======== Source records ========
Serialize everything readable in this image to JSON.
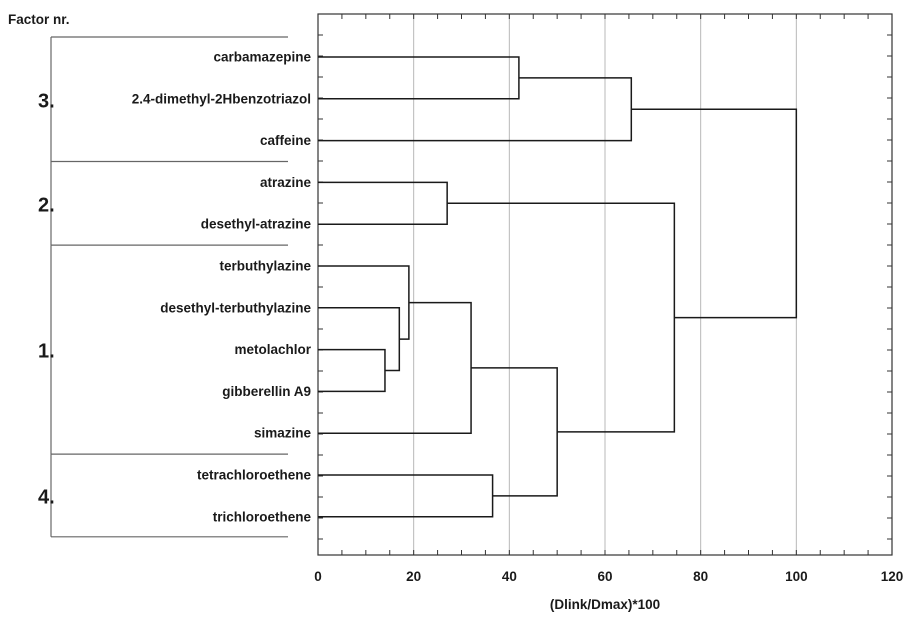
{
  "chart_data": {
    "type": "dendrogram",
    "title": "",
    "xlabel": "(Dlink/Dmax)*100",
    "xlim": [
      0,
      120
    ],
    "x_ticks": [
      0,
      20,
      40,
      60,
      80,
      100,
      120
    ],
    "grid": true,
    "grid_axis": "x",
    "leaves": [
      "carbamazepine",
      "2.4-dimethyl-2Hbenzotriazol",
      "caffeine",
      "atrazine",
      "desethyl-atrazine",
      "terbuthylazine",
      "desethyl-terbuthylazine",
      "metolachlor",
      "gibberellin A9",
      "simazine",
      "tetrachloroethene",
      "trichloroethene"
    ],
    "merges": [
      {
        "a": "carbamazepine",
        "b": "2.4-dimethyl-2Hbenzotriazol",
        "height": 42
      },
      {
        "a": "metolachlor",
        "b": "gibberellin A9",
        "height": 14
      },
      {
        "a": "desethyl-terbuthylazine",
        "b": "metolachlor+gibberellin A9",
        "height": 17
      },
      {
        "a": "terbuthylazine",
        "b": "desethyl-terbuthylazine+metolachlor+gibberellin A9",
        "height": 19
      },
      {
        "a": "atrazine",
        "b": "desethyl-atrazine",
        "height": 27
      },
      {
        "a": "terbuthylazine group",
        "b": "simazine",
        "height": 32
      },
      {
        "a": "tetrachloroethene",
        "b": "trichloroethene",
        "height": 36.5
      },
      {
        "a": "terbuthylazine+simazine group",
        "b": "tetrachloroethene+trichloroethene",
        "height": 50
      },
      {
        "a": "carbamazepine+2.4-dimethyl-2Hbenzotriazol",
        "b": "caffeine",
        "height": 65.5
      },
      {
        "a": "atrazine+desethyl-atrazine",
        "b": "group 1+4",
        "height": 74.5
      },
      {
        "a": "group 3",
        "b": "groups 2+1+4",
        "height": 100
      }
    ],
    "factors": {
      "title": "Factor nr.",
      "groups": [
        {
          "label": "3.",
          "leaves": [
            "carbamazepine",
            "2.4-dimethyl-2Hbenzotriazol",
            "caffeine"
          ]
        },
        {
          "label": "2.",
          "leaves": [
            "atrazine",
            "desethyl-atrazine"
          ]
        },
        {
          "label": "1.",
          "leaves": [
            "terbuthylazine",
            "desethyl-terbuthylazine",
            "metolachlor",
            "gibberellin A9",
            "simazine"
          ]
        },
        {
          "label": "4.",
          "leaves": [
            "tetrachloroethene",
            "trichloroethene"
          ]
        }
      ]
    }
  }
}
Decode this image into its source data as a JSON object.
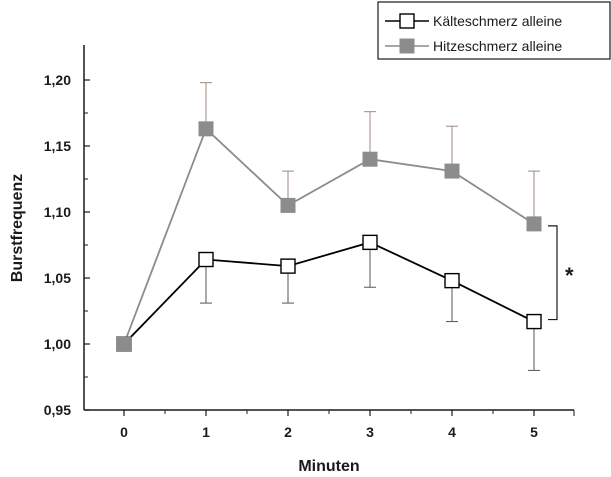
{
  "chart_data": {
    "type": "line",
    "xlabel": "Minuten",
    "ylabel": "Burstfrequenz",
    "x": [
      0,
      1,
      2,
      3,
      4,
      5
    ],
    "x_tick_labels": [
      "0",
      "1",
      "2",
      "3",
      "4",
      "5"
    ],
    "ylim": [
      0.95,
      1.23
    ],
    "y_ticks": [
      0.95,
      1.0,
      1.05,
      1.1,
      1.15,
      1.2
    ],
    "y_tick_labels": [
      "0,95",
      "1,00",
      "1,05",
      "1,10",
      "1,15",
      "1,20"
    ],
    "grid": false,
    "legend_position": "top-right",
    "series": [
      {
        "name": "Kälteschmerz alleine",
        "marker": "open-square",
        "color": "#000000",
        "values": [
          1.0,
          1.064,
          1.059,
          1.077,
          1.048,
          1.017
        ],
        "error_lower": [
          null,
          1.031,
          1.031,
          1.043,
          1.017,
          0.98
        ],
        "error_upper": [
          null,
          null,
          null,
          null,
          null,
          null
        ]
      },
      {
        "name": "Hitzeschmerz alleine",
        "marker": "filled-square",
        "color": "#8c8c8c",
        "values": [
          1.0,
          1.163,
          1.105,
          1.14,
          1.131,
          1.091
        ],
        "error_lower": [
          null,
          null,
          null,
          null,
          null,
          null
        ],
        "error_upper": [
          null,
          1.198,
          1.131,
          1.176,
          1.165,
          1.131
        ]
      }
    ],
    "annotations": [
      {
        "text": "*",
        "meaning": "significance bracket",
        "y_from": 1.017,
        "y_to": 1.091
      }
    ]
  }
}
========
Task to carry out
Output, exactly, all the records above; include no pictures.

The solution
Serialize everything readable in this image to JSON.
{
  "chart_data": {
    "type": "dendrogram",
    "title": "",
    "xlabel": "(Dlink/Dmax)*100",
    "xlim": [
      0,
      120
    ],
    "x_ticks": [
      0,
      20,
      40,
      60,
      80,
      100,
      120
    ],
    "grid": true,
    "grid_axis": "x",
    "leaves": [
      "carbamazepine",
      "2.4-dimethyl-2Hbenzotriazol",
      "caffeine",
      "atrazine",
      "desethyl-atrazine",
      "terbuthylazine",
      "desethyl-terbuthylazine",
      "metolachlor",
      "gibberellin A9",
      "simazine",
      "tetrachloroethene",
      "trichloroethene"
    ],
    "merges": [
      {
        "a": "carbamazepine",
        "b": "2.4-dimethyl-2Hbenzotriazol",
        "height": 42
      },
      {
        "a": "metolachlor",
        "b": "gibberellin A9",
        "height": 14
      },
      {
        "a": "desethyl-terbuthylazine",
        "b": "metolachlor+gibberellin A9",
        "height": 17
      },
      {
        "a": "terbuthylazine",
        "b": "desethyl-terbuthylazine+metolachlor+gibberellin A9",
        "height": 19
      },
      {
        "a": "atrazine",
        "b": "desethyl-atrazine",
        "height": 27
      },
      {
        "a": "terbuthylazine group",
        "b": "simazine",
        "height": 32
      },
      {
        "a": "tetrachloroethene",
        "b": "trichloroethene",
        "height": 36.5
      },
      {
        "a": "terbuthylazine+simazine group",
        "b": "tetrachloroethene+trichloroethene",
        "height": 50
      },
      {
        "a": "carbamazepine+2.4-dimethyl-2Hbenzotriazol",
        "b": "caffeine",
        "height": 65.5
      },
      {
        "a": "atrazine+desethyl-atrazine",
        "b": "group 1+4",
        "height": 74.5
      },
      {
        "a": "group 3",
        "b": "groups 2+1+4",
        "height": 100
      }
    ],
    "factors": {
      "title": "Factor nr.",
      "groups": [
        {
          "label": "3.",
          "leaves": [
            "carbamazepine",
            "2.4-dimethyl-2Hbenzotriazol",
            "caffeine"
          ]
        },
        {
          "label": "2.",
          "leaves": [
            "atrazine",
            "desethyl-atrazine"
          ]
        },
        {
          "label": "1.",
          "leaves": [
            "terbuthylazine",
            "desethyl-terbuthylazine",
            "metolachlor",
            "gibberellin A9",
            "simazine"
          ]
        },
        {
          "label": "4.",
          "leaves": [
            "tetrachloroethene",
            "trichloroethene"
          ]
        }
      ]
    }
  }
}
Decode this image into its source data as a JSON object.
{
  "chart_data": {
    "type": "line",
    "xlabel": "Minuten",
    "ylabel": "Burstfrequenz",
    "x": [
      0,
      1,
      2,
      3,
      4,
      5
    ],
    "x_tick_labels": [
      "0",
      "1",
      "2",
      "3",
      "4",
      "5"
    ],
    "ylim": [
      0.95,
      1.23
    ],
    "y_ticks": [
      0.95,
      1.0,
      1.05,
      1.1,
      1.15,
      1.2
    ],
    "y_tick_labels": [
      "0,95",
      "1,00",
      "1,05",
      "1,10",
      "1,15",
      "1,20"
    ],
    "grid": false,
    "legend_position": "top-right",
    "series": [
      {
        "name": "Kälteschmerz alleine",
        "marker": "open-square",
        "color": "#000000",
        "values": [
          1.0,
          1.064,
          1.059,
          1.077,
          1.048,
          1.017
        ],
        "error_lower": [
          null,
          1.031,
          1.031,
          1.043,
          1.017,
          0.98
        ],
        "error_upper": [
          null,
          null,
          null,
          null,
          null,
          null
        ]
      },
      {
        "name": "Hitzeschmerz alleine",
        "marker": "filled-square",
        "color": "#8c8c8c",
        "values": [
          1.0,
          1.163,
          1.105,
          1.14,
          1.131,
          1.091
        ],
        "error_lower": [
          null,
          null,
          null,
          null,
          null,
          null
        ],
        "error_upper": [
          null,
          1.198,
          1.131,
          1.176,
          1.165,
          1.131
        ]
      }
    ],
    "annotations": [
      {
        "text": "*",
        "meaning": "significance bracket",
        "y_from": 1.017,
        "y_to": 1.091
      }
    ]
  }
}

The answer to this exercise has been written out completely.